> _Task to carry out_
Search the material for the word "τοῦτο" and report each line where it turns up.

> _Records for this exercise_
-- BEGIN --

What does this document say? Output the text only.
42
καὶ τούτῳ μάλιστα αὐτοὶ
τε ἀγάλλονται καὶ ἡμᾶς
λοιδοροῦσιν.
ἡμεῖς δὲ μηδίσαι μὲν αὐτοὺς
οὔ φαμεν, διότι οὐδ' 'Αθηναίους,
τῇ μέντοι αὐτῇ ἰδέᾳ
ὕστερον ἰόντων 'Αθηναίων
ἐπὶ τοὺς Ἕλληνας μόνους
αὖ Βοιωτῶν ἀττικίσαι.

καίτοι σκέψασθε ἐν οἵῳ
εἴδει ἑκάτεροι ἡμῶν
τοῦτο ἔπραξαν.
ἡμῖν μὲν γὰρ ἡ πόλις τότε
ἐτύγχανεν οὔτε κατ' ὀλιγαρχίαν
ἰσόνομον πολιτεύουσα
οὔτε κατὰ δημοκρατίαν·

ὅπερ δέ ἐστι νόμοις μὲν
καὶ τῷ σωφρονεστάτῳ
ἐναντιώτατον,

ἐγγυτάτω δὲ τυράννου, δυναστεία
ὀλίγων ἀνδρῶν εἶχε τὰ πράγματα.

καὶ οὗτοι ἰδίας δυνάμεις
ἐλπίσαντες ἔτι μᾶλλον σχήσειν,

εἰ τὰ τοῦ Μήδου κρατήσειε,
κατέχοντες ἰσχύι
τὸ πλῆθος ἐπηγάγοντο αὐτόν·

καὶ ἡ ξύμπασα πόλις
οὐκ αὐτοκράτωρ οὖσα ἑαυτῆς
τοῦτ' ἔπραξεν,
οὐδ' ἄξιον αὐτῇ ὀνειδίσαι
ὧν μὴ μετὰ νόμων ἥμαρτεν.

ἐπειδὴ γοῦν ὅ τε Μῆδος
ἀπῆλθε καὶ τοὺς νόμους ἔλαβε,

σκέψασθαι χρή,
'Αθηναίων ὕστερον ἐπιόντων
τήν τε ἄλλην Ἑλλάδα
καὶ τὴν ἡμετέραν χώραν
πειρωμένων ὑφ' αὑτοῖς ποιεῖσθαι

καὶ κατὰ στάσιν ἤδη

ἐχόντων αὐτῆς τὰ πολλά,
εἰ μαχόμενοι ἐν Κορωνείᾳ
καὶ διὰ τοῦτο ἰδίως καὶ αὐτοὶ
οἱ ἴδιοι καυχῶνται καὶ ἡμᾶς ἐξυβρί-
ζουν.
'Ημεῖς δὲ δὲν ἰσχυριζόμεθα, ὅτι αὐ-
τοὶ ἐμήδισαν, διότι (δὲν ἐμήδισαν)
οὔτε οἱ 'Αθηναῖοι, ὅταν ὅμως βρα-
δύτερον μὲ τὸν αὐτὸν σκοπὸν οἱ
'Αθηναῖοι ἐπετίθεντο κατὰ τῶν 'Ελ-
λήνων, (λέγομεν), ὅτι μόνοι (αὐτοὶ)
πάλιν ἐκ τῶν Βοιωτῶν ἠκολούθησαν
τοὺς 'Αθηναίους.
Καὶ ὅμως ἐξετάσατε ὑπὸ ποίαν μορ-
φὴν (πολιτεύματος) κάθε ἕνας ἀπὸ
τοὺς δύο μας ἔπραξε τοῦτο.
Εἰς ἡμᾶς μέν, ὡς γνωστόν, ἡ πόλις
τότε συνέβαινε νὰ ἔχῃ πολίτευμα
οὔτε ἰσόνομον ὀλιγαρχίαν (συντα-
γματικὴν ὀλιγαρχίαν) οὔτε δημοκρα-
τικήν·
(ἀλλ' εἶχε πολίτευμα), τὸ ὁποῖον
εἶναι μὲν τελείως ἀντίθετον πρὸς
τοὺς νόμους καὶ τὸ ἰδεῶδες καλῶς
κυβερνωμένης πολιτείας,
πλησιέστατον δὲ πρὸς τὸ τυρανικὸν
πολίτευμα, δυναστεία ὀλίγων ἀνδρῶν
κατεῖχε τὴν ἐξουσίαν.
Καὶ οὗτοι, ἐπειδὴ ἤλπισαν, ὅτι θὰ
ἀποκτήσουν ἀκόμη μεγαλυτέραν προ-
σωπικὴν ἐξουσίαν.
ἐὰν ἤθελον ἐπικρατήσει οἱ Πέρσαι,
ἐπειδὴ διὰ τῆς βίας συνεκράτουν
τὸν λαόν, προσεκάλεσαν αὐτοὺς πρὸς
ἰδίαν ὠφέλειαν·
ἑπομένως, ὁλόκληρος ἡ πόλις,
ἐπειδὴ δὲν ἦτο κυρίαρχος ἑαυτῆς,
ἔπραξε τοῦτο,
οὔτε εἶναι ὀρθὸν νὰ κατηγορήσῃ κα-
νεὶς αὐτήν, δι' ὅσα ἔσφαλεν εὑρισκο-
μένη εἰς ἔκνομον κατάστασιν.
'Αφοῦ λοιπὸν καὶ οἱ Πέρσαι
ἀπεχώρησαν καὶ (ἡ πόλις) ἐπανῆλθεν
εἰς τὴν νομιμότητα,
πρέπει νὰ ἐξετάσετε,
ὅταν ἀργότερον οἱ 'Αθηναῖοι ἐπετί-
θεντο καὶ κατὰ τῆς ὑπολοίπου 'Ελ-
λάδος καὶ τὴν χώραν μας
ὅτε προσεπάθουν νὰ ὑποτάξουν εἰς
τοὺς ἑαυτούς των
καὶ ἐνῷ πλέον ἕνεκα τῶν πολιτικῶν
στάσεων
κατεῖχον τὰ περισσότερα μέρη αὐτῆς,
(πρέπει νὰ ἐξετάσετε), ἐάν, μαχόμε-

-- END --

> _Right answer_
τοῦτο ἔπραξαν.
καὶ διὰ τοῦτο ἰδίως καὶ αὐτοὶ
τοὺς δύο μας ἔπραξε τοῦτο.
ἔπραξε τοῦτο,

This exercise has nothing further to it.